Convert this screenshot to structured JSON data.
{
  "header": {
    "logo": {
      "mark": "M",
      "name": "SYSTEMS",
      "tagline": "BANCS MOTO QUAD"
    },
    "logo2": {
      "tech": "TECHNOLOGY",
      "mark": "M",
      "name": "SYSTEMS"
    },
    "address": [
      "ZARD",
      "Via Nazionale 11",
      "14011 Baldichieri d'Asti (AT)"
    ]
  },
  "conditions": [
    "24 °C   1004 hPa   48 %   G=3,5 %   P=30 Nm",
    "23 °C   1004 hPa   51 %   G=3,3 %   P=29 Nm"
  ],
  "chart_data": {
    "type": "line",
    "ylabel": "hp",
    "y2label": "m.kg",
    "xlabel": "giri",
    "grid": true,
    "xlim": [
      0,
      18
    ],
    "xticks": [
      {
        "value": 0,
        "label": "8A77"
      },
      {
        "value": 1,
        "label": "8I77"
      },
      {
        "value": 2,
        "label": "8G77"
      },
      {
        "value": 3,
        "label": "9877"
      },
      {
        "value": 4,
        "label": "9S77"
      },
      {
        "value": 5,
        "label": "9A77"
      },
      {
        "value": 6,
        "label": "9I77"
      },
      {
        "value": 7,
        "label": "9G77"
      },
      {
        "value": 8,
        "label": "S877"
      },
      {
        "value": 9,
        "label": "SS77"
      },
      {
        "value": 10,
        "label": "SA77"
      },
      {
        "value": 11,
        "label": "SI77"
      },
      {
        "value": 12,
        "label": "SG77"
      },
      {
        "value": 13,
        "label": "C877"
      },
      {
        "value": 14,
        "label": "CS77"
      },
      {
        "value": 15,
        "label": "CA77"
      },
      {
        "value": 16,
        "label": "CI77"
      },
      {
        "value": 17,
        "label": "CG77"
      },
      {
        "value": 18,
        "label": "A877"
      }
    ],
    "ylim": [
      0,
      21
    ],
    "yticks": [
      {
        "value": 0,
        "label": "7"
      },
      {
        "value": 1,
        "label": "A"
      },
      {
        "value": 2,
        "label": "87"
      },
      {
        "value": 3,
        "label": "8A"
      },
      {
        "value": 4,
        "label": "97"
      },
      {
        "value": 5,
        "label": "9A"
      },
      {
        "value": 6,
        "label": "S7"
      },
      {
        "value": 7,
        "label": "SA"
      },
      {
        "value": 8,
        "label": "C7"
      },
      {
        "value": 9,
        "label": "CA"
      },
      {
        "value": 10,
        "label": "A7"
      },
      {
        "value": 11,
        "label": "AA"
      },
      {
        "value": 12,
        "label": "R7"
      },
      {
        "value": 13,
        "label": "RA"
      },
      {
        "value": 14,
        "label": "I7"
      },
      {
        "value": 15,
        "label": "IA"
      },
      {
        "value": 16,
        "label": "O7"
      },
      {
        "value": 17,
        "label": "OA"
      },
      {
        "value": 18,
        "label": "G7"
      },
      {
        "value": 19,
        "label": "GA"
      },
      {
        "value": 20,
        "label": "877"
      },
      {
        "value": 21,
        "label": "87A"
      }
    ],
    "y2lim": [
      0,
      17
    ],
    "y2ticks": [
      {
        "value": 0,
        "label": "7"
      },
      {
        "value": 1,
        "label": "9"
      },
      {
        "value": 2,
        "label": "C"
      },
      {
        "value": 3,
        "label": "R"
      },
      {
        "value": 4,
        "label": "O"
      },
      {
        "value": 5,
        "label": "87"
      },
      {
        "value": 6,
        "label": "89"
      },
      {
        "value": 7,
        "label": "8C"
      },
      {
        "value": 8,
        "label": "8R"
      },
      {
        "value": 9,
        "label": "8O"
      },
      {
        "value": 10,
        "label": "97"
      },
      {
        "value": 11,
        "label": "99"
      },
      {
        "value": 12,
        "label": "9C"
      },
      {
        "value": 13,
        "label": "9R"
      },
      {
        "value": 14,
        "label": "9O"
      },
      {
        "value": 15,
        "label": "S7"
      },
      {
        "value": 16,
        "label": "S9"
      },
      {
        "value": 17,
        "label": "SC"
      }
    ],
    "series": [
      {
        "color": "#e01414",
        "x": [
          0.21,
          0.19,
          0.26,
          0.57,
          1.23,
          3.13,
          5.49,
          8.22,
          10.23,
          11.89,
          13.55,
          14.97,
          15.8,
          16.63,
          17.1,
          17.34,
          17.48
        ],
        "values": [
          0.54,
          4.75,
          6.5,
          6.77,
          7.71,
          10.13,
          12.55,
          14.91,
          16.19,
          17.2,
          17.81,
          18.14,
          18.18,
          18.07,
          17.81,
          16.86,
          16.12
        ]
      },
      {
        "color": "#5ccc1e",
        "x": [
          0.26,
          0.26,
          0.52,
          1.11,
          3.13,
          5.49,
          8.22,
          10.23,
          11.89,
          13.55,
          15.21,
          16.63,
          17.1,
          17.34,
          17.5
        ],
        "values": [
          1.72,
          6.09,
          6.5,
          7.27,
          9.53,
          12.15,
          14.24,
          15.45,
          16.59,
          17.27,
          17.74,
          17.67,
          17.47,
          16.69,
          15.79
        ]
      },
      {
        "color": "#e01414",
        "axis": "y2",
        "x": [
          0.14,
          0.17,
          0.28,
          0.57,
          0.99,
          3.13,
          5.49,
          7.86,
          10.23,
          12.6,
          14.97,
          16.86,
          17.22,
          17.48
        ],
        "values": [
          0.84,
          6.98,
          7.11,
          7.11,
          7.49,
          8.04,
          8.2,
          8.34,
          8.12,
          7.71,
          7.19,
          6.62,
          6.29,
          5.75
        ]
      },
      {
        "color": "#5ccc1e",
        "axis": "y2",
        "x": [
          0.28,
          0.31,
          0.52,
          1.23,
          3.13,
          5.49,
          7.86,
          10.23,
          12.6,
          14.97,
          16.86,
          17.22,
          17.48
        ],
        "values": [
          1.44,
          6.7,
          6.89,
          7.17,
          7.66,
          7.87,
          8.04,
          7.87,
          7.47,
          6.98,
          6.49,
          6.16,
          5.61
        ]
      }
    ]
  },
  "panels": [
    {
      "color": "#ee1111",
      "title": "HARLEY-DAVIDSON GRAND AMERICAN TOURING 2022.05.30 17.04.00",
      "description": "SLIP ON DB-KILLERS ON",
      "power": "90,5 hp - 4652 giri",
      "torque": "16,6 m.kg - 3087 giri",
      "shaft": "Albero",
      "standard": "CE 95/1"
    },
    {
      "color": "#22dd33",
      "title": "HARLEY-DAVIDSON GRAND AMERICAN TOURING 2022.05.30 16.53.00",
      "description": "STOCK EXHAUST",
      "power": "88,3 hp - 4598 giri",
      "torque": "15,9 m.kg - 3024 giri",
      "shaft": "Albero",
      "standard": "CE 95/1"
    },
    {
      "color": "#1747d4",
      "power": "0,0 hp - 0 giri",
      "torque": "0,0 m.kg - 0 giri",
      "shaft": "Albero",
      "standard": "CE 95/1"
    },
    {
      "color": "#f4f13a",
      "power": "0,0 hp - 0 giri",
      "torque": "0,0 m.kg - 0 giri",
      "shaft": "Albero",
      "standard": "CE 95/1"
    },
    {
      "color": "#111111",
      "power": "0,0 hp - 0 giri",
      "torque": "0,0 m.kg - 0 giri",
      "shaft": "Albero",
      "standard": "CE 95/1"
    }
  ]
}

WORK TO BE COMPLETED
From the data above, show each line that contains "color".

FINISHED EXERCISE
        "color": "#e01414",
        "color": "#5ccc1e",
        "color": "#e01414",
        "color": "#5ccc1e",
      "color": "#ee1111",
      "color": "#22dd33",
      "color": "#1747d4",
      "color": "#f4f13a",
      "color": "#111111",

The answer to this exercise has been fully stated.